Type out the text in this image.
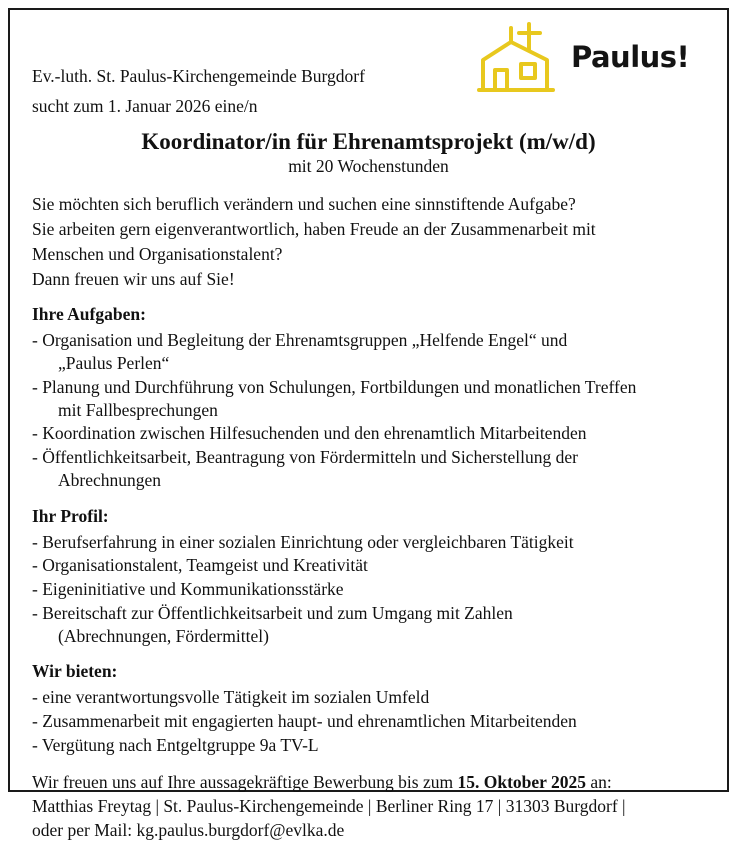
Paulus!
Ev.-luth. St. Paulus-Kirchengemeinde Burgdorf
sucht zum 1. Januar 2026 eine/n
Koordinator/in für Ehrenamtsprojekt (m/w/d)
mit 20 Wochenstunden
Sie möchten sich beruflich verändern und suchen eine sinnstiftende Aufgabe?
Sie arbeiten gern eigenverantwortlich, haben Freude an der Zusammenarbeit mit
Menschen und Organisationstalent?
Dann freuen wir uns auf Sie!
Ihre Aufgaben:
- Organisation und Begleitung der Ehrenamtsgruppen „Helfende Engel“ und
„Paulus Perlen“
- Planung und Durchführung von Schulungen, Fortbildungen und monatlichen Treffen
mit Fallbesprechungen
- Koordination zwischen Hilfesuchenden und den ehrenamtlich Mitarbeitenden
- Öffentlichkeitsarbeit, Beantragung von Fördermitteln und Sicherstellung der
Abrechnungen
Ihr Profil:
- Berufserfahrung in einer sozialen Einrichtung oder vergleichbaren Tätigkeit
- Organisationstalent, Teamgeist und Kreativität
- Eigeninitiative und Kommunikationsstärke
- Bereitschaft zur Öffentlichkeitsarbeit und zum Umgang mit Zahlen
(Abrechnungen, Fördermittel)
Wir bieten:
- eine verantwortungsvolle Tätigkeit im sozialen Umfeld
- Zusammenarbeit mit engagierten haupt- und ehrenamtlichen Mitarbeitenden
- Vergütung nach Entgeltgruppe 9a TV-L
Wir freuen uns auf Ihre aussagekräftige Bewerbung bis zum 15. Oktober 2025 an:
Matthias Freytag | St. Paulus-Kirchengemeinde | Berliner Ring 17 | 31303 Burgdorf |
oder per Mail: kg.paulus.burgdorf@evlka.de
=======
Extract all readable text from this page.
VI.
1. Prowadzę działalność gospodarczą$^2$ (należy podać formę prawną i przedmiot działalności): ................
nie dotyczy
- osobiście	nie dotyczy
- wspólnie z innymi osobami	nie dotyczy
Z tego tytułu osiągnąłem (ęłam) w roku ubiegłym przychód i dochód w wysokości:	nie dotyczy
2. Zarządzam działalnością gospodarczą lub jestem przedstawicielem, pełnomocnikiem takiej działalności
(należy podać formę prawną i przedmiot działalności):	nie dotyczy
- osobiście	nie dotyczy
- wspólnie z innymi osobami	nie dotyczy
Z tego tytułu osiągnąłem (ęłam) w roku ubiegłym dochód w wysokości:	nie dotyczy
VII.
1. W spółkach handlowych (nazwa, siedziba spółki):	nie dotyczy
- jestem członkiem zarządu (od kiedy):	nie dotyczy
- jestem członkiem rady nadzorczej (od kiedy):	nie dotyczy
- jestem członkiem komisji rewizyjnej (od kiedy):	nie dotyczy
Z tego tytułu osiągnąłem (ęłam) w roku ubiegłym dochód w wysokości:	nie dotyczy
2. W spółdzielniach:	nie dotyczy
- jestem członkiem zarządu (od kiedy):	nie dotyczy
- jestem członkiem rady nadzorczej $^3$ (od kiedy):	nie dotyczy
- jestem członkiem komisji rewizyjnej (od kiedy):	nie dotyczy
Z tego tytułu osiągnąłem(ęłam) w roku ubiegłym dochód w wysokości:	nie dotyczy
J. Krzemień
=======
*EXERCISE TASK*. Select every line in the records above that contains the word "ubiegłym".

*SOLUTION FOR THIS TASK*.
Z tego tytułu osiągnąłem (ęłam) w roku ubiegłym przychód i dochód w wysokości:	nie dotyczy
Z tego tytułu osiągnąłem (ęłam) w roku ubiegłym dochód w wysokości:	nie dotyczy
Z tego tytułu osiągnąłem (ęłam) w roku ubiegłym dochód w wysokości:	nie dotyczy
Z tego tytułu osiągnąłem(ęłam) w roku ubiegłym dochód w wysokości:	nie dotyczy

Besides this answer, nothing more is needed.